== AIM ==
Reproduce each line exactly, including spacing and punctuation.

Entries with figure data
========================

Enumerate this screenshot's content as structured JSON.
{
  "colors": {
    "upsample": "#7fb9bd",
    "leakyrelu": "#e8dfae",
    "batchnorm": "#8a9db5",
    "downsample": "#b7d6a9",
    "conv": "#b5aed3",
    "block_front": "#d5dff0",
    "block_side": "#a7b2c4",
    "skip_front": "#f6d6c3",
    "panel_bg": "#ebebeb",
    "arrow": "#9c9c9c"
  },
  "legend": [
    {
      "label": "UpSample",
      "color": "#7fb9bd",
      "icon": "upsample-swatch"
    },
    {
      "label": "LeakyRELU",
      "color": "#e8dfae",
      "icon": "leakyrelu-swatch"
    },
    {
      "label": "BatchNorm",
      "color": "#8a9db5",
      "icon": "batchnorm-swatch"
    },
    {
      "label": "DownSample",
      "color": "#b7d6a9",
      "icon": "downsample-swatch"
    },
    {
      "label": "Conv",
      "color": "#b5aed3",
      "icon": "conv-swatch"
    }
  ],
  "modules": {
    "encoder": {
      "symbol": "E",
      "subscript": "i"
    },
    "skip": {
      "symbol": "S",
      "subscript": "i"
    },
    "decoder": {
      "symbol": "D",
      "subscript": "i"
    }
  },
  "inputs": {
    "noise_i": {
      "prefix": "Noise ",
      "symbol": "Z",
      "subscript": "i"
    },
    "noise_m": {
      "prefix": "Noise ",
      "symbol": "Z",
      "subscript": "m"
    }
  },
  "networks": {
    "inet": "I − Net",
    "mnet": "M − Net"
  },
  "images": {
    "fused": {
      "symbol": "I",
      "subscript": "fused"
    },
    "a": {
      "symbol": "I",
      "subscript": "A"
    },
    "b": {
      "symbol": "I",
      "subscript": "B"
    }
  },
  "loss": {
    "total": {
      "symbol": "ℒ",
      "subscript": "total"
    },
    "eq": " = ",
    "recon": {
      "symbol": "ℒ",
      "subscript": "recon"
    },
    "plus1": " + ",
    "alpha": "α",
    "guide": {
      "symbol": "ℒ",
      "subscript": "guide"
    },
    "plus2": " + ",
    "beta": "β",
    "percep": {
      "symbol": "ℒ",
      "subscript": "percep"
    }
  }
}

========================

== TASK SOLUTION ==
Enumerate this screenshot's content as structured JSON.
{
  "colors": {
    "upsample": "#7fb9bd",
    "leakyrelu": "#e8dfae",
    "batchnorm": "#8a9db5",
    "downsample": "#b7d6a9",
    "conv": "#b5aed3",
    "block_front": "#d5dff0",
    "block_side": "#a7b2c4",
    "skip_front": "#f6d6c3",
    "panel_bg": "#ebebeb",
    "arrow": "#9c9c9c"
  },
  "legend": [
    {
      "label": "UpSample",
      "color": "#7fb9bd",
      "icon": "upsample-swatch"
    },
    {
      "label": "LeakyRELU",
      "color": "#e8dfae",
      "icon": "leakyrelu-swatch"
    },
    {
      "label": "BatchNorm",
      "color": "#8a9db5",
      "icon": "batchnorm-swatch"
    },
    {
      "label": "DownSample",
      "color": "#b7d6a9",
      "icon": "downsample-swatch"
    },
    {
      "label": "Conv",
      "color": "#b5aed3",
      "icon": "conv-swatch"
    }
  ],
  "modules": {
    "encoder": {
      "symbol": "E",
      "subscript": "i"
    },
    "skip": {
      "symbol": "S",
      "subscript": "i"
    },
    "decoder": {
      "symbol": "D",
      "subscript": "i"
    }
  },
  "inputs": {
    "noise_i": {
      "prefix": "Noise ",
      "symbol": "Z",
      "subscript": "i"
    },
    "noise_m": {
      "prefix": "Noise ",
      "symbol": "Z",
      "subscript": "m"
    }
  },
  "networks": {
    "inet": "I − Net",
    "mnet": "M − Net"
  },
  "images": {
    "fused": {
      "symbol": "I",
      "subscript": "fused"
    },
    "a": {
      "symbol": "I",
      "subscript": "A"
    },
    "b": {
      "symbol": "I",
      "subscript": "B"
    }
  },
  "loss": {
    "total": {
      "symbol": "ℒ",
      "subscript": "total"
    },
    "eq": " = ",
    "recon": {
      "symbol": "ℒ",
      "subscript": "recon"
    },
    "plus1": " + ",
    "alpha": "α",
    "guide": {
      "symbol": "ℒ",
      "subscript": "guide"
    },
    "plus2": " + ",
    "beta": "β",
    "percep": {
      "symbol": "ℒ",
      "subscript": "percep"
    }
  }
}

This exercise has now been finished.